• _The request_
Produce a verbatim copy of the entries listed below.

─── Extracted entries

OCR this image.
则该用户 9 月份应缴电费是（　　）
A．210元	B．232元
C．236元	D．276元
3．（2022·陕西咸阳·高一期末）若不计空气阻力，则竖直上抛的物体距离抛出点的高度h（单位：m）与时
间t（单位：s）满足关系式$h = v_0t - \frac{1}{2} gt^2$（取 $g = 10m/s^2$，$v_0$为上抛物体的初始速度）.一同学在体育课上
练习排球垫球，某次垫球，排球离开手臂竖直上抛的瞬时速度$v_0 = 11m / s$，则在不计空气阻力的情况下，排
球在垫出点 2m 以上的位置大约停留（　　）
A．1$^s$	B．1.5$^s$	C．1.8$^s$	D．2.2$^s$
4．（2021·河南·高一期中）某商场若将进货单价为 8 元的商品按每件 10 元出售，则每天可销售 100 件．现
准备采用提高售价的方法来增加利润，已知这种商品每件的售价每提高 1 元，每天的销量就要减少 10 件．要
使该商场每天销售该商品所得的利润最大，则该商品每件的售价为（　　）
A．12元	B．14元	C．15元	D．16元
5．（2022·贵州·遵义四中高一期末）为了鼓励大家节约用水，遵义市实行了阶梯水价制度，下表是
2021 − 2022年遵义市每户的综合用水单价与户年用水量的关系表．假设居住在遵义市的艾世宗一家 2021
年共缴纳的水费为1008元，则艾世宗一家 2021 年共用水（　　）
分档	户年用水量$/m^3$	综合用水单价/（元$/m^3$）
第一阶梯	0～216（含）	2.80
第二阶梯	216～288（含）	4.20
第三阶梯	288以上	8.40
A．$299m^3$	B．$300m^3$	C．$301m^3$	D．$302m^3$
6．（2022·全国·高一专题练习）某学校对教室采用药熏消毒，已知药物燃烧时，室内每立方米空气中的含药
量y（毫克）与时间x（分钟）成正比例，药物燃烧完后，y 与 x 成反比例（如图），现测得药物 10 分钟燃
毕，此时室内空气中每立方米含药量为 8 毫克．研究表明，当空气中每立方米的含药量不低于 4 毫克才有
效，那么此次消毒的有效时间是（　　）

──────

• _The answer_
OCR this image.
则该用户 9 月份应缴电费是（　　）
A．210元	B．232元
C．236元	D．276元
3．（2022·陕西咸阳·高一期末）若不计空气阻力，则竖直上抛的物体距离抛出点的高度h（单位：m）与时
间t（单位：s）满足关系式$h = v_0t - \frac{1}{2} gt^2$（取 $g = 10m/s^2$，$v_0$为上抛物体的初始速度）.一同学在体育课上
练习排球垫球，某次垫球，排球离开手臂竖直上抛的瞬时速度$v_0 = 11m / s$，则在不计空气阻力的情况下，排
球在垫出点 2m 以上的位置大约停留（　　）
A．1$^s$	B．1.5$^s$	C．1.8$^s$	D．2.2$^s$
4．（2021·河南·高一期中）某商场若将进货单价为 8 元的商品按每件 10 元出售，则每天可销售 100 件．现
准备采用提高售价的方法来增加利润，已知这种商品每件的售价每提高 1 元，每天的销量就要减少 10 件．要
使该商场每天销售该商品所得的利润最大，则该商品每件的售价为（　　）
A．12元	B．14元	C．15元	D．16元
5．（2022·贵州·遵义四中高一期末）为了鼓励大家节约用水，遵义市实行了阶梯水价制度，下表是
2021 − 2022年遵义市每户的综合用水单价与户年用水量的关系表．假设居住在遵义市的艾世宗一家 2021
年共缴纳的水费为1008元，则艾世宗一家 2021 年共用水（　　）
分档	户年用水量$/m^3$	综合用水单价/（元$/m^3$）
第一阶梯	0～216（含）	2.80
第二阶梯	216～288（含）	4.20
第三阶梯	288以上	8.40
A．$299m^3$	B．$300m^3$	C．$301m^3$	D．$302m^3$
6．（2022·全国·高一专题练习）某学校对教室采用药熏消毒，已知药物燃烧时，室内每立方米空气中的含药
量y（毫克）与时间x（分钟）成正比例，药物燃烧完后，y 与 x 成反比例（如图），现测得药物 10 分钟燃
毕，此时室内空气中每立方米含药量为 8 毫克．研究表明，当空气中每立方米的含药量不低于 4 毫克才有
效，那么此次消毒的有效时间是（　　）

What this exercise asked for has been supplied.